Below is a listing; write it out exactly and drop any images from it.

——————————

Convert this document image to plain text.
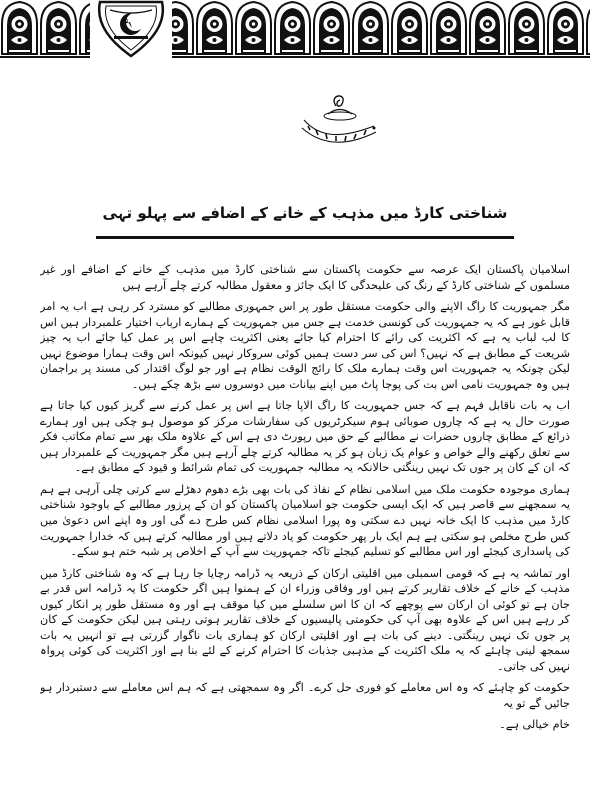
شناختی کارڈ میں مذہب کے خانے کے اضافے سے پہلو تہی

اسلامیان پاکستان ایک عرصہ سے حکومت پاکستان سے شناختی کارڈ میں مذہب کے خانے کے اضافے اور غیر مسلموں کے شناختی کارڈ کے رنگ کی علیحدگی کا ایک جائز و معقول مطالبہ کرتے چلے آرہے ہیں

مگر جمہوریت کا راگ الاپنے والی حکومت مستقل طور پر اس جمہوری مطالبے کو مسترد کر رہی ہے اب یہ امر قابل غور ہے کہ یہ جمہوریت کی کونسی خدمت ہے جس میں جمہوریت کے ہمارے ارباب اختیار علمبردار ہیں اس کا لب لباب یہ ہے کہ اکثریت کی رائے کا احترام کیا جائے یعنی اکثریت چاہے اس پر عمل کیا جائے اب یہ چیز شریعت کے مطابق ہے کہ نہیں؟ اس کی سر دست ہمیں کوئی سروکار نہیں کیونکہ اس وقت ہمارا موضوع نہیں لیکن چونکہ یہ جمہوریت اس وقت ہمارے ملک کا رائج الوقت نظام ہے اور جو لوگ اقتدار کی مسند پر براجمان ہیں وہ جمہوریت نامی اس بت کی پوجا پاٹ میں اپنے بیانات میں دوسروں سے بڑھ چکے ہیں۔

اب یہ بات ناقابل فہم ہے کہ جس جمہوریت کا راگ الاپا جاتا ہے اس پر عمل کرنے سے گریز کیوں کیا جاتا ہے صورت حال یہ ہے کہ چاروں صوبائی ہوم سیکرٹریوں کی سفارشات مرکز کو موصول ہو چکی ہیں اور ہمارے ذرائع کے مطابق چاروں حضرات نے مطالبے کے حق میں رپورٹ دی ہے اس کے علاوہ ملک بھر سے تمام مکاتب فکر سے تعلق رکھنے والے خواص و عوام یک زبان ہو کر یہ مطالبہ کرتے چلے آرہے ہیں مگر جمہوریت کے علمبردار ہیں کہ ان کے کان پر جوں تک نہیں رینگتی حالانکہ یہ مطالبہ جمہوریت کی تمام شرائط و قیود کے مطابق ہے۔

ہماری موجودہ حکومت ملک میں اسلامی نظام کے نفاذ کی بات بھی بڑے دھوم دھڑلے سے کرتی چلی آرہی ہے ہم یہ سمجھنے سے قاصر ہیں کہ ایک ایسی حکومت جو اسلامیان پاکستان کو ان کے پرزور مطالبے کے باوجود شناختی کارڈ میں مذہب کا ایک خانہ نہیں دے سکتی وہ پورا اسلامی نظام کس طرح دے گی اور وہ اپنے اس دعویٰ میں کس طرح مخلص ہو سکتی ہے ہم ایک بار پھر حکومت کو یاد دلاتے ہیں اور مطالبہ کرتے ہیں کہ خدارا جمہوریت کی پاسداری کیجئے اور اس مطالبے کو تسلیم کیجئے تاکہ جمہوریت سے آپ کے اخلاص پر شبہ ختم ہو سکے۔

اور تماشہ یہ ہے کہ قومی اسمبلی میں اقلیتی ارکان کے ذریعہ یہ ڈرامہ رچایا جا رہا ہے کہ وہ شناختی کارڈ میں مذہب کے خانے کے خلاف تقاریر کرتے ہیں اور وفاقی وزراء ان کے ہمنوا ہیں اگر حکومت کا یہ ڈرامہ اس قدر بے جان ہے تو کوئی ان ارکان سے پوچھے کہ ان کا اس سلسلے میں کیا موقف ہے اور وہ مستقل طور پر انکار کیوں کر رہے ہیں اس کے علاوہ بھی آپ کی حکومتی پالیسیوں کے خلاف تقاریر ہوتی رہتی ہیں لیکن حکومت کے کان پر جوں تک نہیں رینگتی۔ دینے کی بات ہے اور اقلیتی ارکان کو ہماری بات ناگوار گزرتی ہے تو انہیں یہ بات سمجھ لینی چاہئے کہ یہ ملک اکثریت کے مذہبی جذبات کا احترام کرنے کے لئے بنا ہے اور اکثریت کی کوئی پرواہ نہیں کی جاتی۔

حکومت کو چاہئے کہ وہ اس معاملے کو فوری حل کرے۔ اگر وہ سمجھتی ہے کہ ہم اس معاملے سے دستبردار ہو جائیں گے تو یہ

خام خیالی ہے۔
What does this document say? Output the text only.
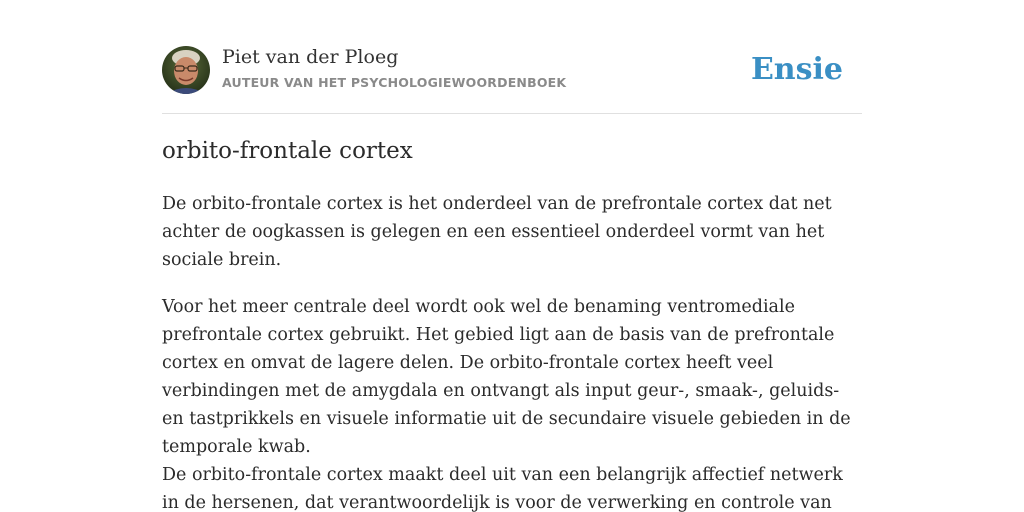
Piet van der Ploeg
AUTEUR VAN HET PSYCHOLOGIEWOORDENBOEK	Ensie
orbito-frontale cortex

De orbito-frontale cortex is het onderdeel van de prefrontale cortex dat net achter de oogkassen is gelegen en een essentieel onderdeel vormt van het sociale brein.

Voor het meer centrale deel wordt ook wel de benaming ventromediale prefrontale cortex gebruikt. Het gebied ligt aan de basis van de prefrontale cortex en omvat de lagere delen. De orbito-frontale cortex heeft veel verbindingen met de amygdala en ontvangt als input geur-, smaak-, geluids- en tastprikkels en visuele informatie uit de secundaire visuele gebieden in de temporale kwab.

De orbito-frontale cortex maakt deel uit van een belangrijk affectief netwerk in de hersenen, dat verantwoordelijk is voor de verwerking en controle van
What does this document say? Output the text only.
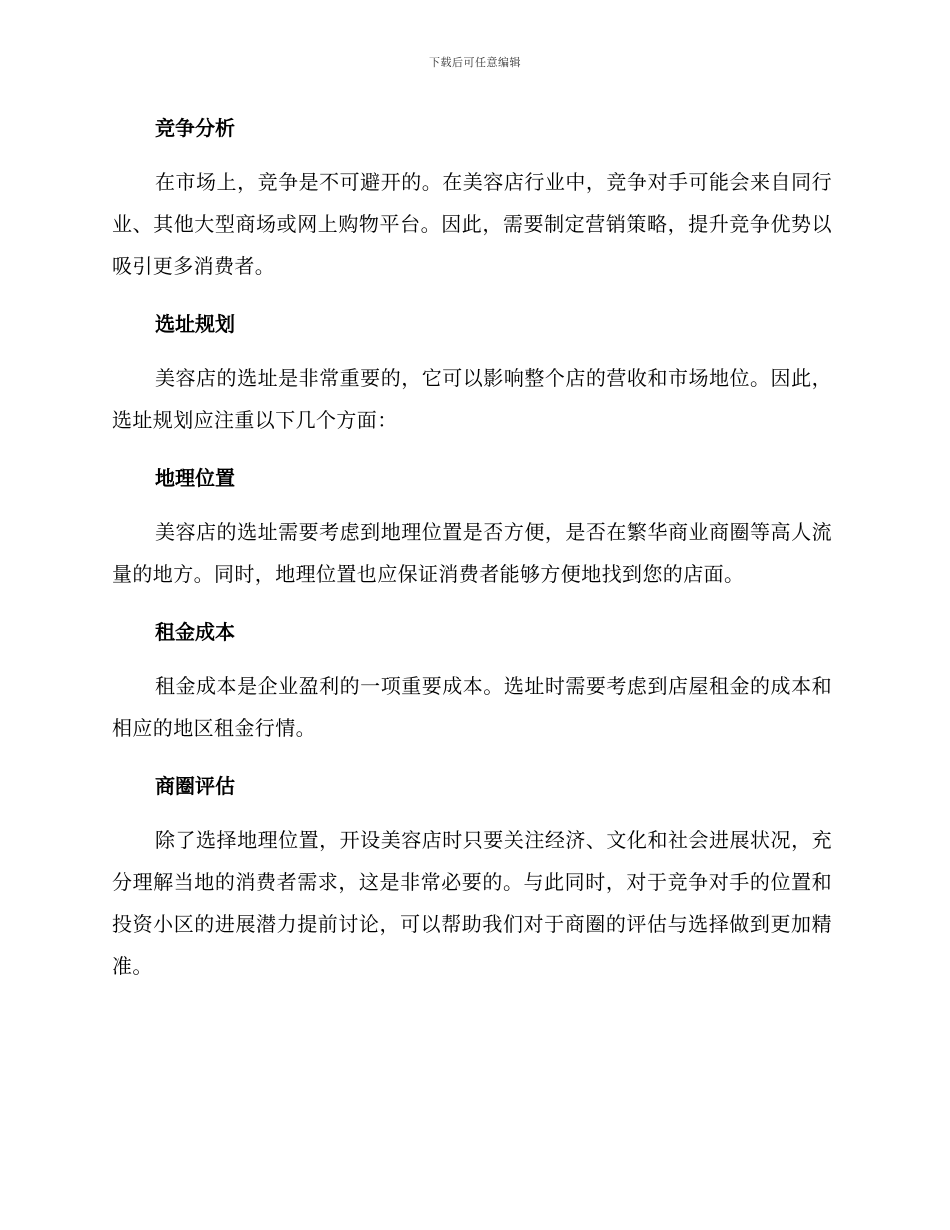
下载后可任意编辑
竞争分析

在市场上，竞争是不可避开的。在美容店行业中，竞争对手可能会来自同行业、其他大型商场或网上购物平台。因此，需要制定营销策略，提升竞争优势以吸引更多消费者。

选址规划

美容店的选址是非常重要的，它可以影响整个店的营收和市场地位。因此，选址规划应注重以下几个方面：

地理位置

美容店的选址需要考虑到地理位置是否方便，是否在繁华商业商圈等高人流量的地方。同时，地理位置也应保证消费者能够方便地找到您的店面。

租金成本

租金成本是企业盈利的一项重要成本。选址时需要考虑到店屋租金的成本和相应的地区租金行情。

商圈评估

除了选择地理位置，开设美容店时只要关注经济、文化和社会进展状况，充分理解当地的消费者需求，这是非常必要的。与此同时，对于竞争对手的位置和投资小区的进展潜力提前讨论，可以帮助我们对于商圈的评估与选择做到更加精准。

——————————

* **REPLY**
Convert this document image to plain text.
شناختی کارڈ میں مذہب کے خانے کے اضافے سے پہلو تہی

اسلامیان پاکستان ایک عرصہ سے حکومت پاکستان سے شناختی کارڈ میں مذہب کے خانے کے اضافے اور غیر مسلموں کے شناختی کارڈ کے رنگ کی علیحدگی کا ایک جائز و معقول مطالبہ کرتے چلے آرہے ہیں

مگر جمہوریت کا راگ الاپنے والی حکومت مستقل طور پر اس جمہوری مطالبے کو مسترد کر رہی ہے اب یہ امر قابل غور ہے کہ یہ جمہوریت کی کونسی خدمت ہے جس میں جمہوریت کے ہمارے ارباب اختیار علمبردار ہیں اس کا لب لباب یہ ہے کہ اکثریت کی رائے کا احترام کیا جائے یعنی اکثریت چاہے اس پر عمل کیا جائے اب یہ چیز شریعت کے مطابق ہے کہ نہیں؟ اس کی سر دست ہمیں کوئی سروکار نہیں کیونکہ اس وقت ہمارا موضوع نہیں لیکن چونکہ یہ جمہوریت اس وقت ہمارے ملک کا رائج الوقت نظام ہے اور جو لوگ اقتدار کی مسند پر براجمان ہیں وہ جمہوریت نامی اس بت کی پوجا پاٹ میں اپنے بیانات میں دوسروں سے بڑھ چکے ہیں۔

اب یہ بات ناقابل فہم ہے کہ جس جمہوریت کا راگ الاپا جاتا ہے اس پر عمل کرنے سے گریز کیوں کیا جاتا ہے صورت حال یہ ہے کہ چاروں صوبائی ہوم سیکرٹریوں کی سفارشات مرکز کو موصول ہو چکی ہیں اور ہمارے ذرائع کے مطابق چاروں حضرات نے مطالبے کے حق میں رپورٹ دی ہے اس کے علاوہ ملک بھر سے تمام مکاتب فکر سے تعلق رکھنے والے خواص و عوام یک زبان ہو کر یہ مطالبہ کرتے چلے آرہے ہیں مگر جمہوریت کے علمبردار ہیں کہ ان کے کان پر جوں تک نہیں رینگتی حالانکہ یہ مطالبہ جمہوریت کی تمام شرائط و قیود کے مطابق ہے۔

ہماری موجودہ حکومت ملک میں اسلامی نظام کے نفاذ کی بات بھی بڑے دھوم دھڑلے سے کرتی چلی آرہی ہے ہم یہ سمجھنے سے قاصر ہیں کہ ایک ایسی حکومت جو اسلامیان پاکستان کو ان کے پرزور مطالبے کے باوجود شناختی کارڈ میں مذہب کا ایک خانہ نہیں دے سکتی وہ پورا اسلامی نظام کس طرح دے گی اور وہ اپنے اس دعویٰ میں کس طرح مخلص ہو سکتی ہے ہم ایک بار پھر حکومت کو یاد دلاتے ہیں اور مطالبہ کرتے ہیں کہ خدارا جمہوریت کی پاسداری کیجئے اور اس مطالبے کو تسلیم کیجئے تاکہ جمہوریت سے آپ کے اخلاص پر شبہ ختم ہو سکے۔

اور تماشہ یہ ہے کہ قومی اسمبلی میں اقلیتی ارکان کے ذریعہ یہ ڈرامہ رچایا جا رہا ہے کہ وہ شناختی کارڈ میں مذہب کے خانے کے خلاف تقاریر کرتے ہیں اور وفاقی وزراء ان کے ہمنوا ہیں اگر حکومت کا یہ ڈرامہ اس قدر بے جان ہے تو کوئی ان ارکان سے پوچھے کہ ان کا اس سلسلے میں کیا موقف ہے اور وہ مستقل طور پر انکار کیوں کر رہے ہیں اس کے علاوہ بھی آپ کی حکومتی پالیسیوں کے خلاف تقاریر ہوتی رہتی ہیں لیکن حکومت کے کان پر جوں تک نہیں رینگتی۔ دینے کی بات ہے اور اقلیتی ارکان کو ہماری بات ناگوار گزرتی ہے تو انہیں یہ بات سمجھ لینی چاہئے کہ یہ ملک اکثریت کے مذہبی جذبات کا احترام کرنے کے لئے بنا ہے اور اکثریت کی کوئی پرواہ نہیں کی جاتی۔

حکومت کو چاہئے کہ وہ اس معاملے کو فوری حل کرے۔ اگر وہ سمجھتی ہے کہ ہم اس معاملے سے دستبردار ہو جائیں گے تو یہ

خام خیالی ہے۔
What does this document say? Output the text only.
Piet van der Ploeg
AUTEUR VAN HET PSYCHOLOGIEWOORDENBOEK	Ensie
orbito-frontale cortex

De orbito-frontale cortex is het onderdeel van de prefrontale cortex dat net achter de oogkassen is gelegen en een essentieel onderdeel vormt van het sociale brein.

Voor het meer centrale deel wordt ook wel de benaming ventromediale prefrontale cortex gebruikt. Het gebied ligt aan de basis van de prefrontale cortex en omvat de lagere delen. De orbito-frontale cortex heeft veel verbindingen met de amygdala en ontvangt als input geur-, smaak-, geluids- en tastprikkels en visuele informatie uit de secundaire visuele gebieden in de temporale kwab.

De orbito-frontale cortex maakt deel uit van een belangrijk affectief netwerk in de hersenen, dat verantwoordelijk is voor de verwerking en controle van
What does this document say? Output the text only.
下载后可任意编辑
竞争分析

在市场上，竞争是不可避开的。在美容店行业中，竞争对手可能会来自同行业、其他大型商场或网上购物平台。因此，需要制定营销策略，提升竞争优势以吸引更多消费者。

选址规划

美容店的选址是非常重要的，它可以影响整个店的营收和市场地位。因此，选址规划应注重以下几个方面：

地理位置

美容店的选址需要考虑到地理位置是否方便，是否在繁华商业商圈等高人流量的地方。同时，地理位置也应保证消费者能够方便地找到您的店面。

租金成本

租金成本是企业盈利的一项重要成本。选址时需要考虑到店屋租金的成本和相应的地区租金行情。

商圈评估

除了选择地理位置，开设美容店时只要关注经济、文化和社会进展状况，充分理解当地的消费者需求，这是非常必要的。与此同时，对于竞争对手的位置和投资小区的进展潜力提前讨论，可以帮助我们对于商圈的评估与选择做到更加精准。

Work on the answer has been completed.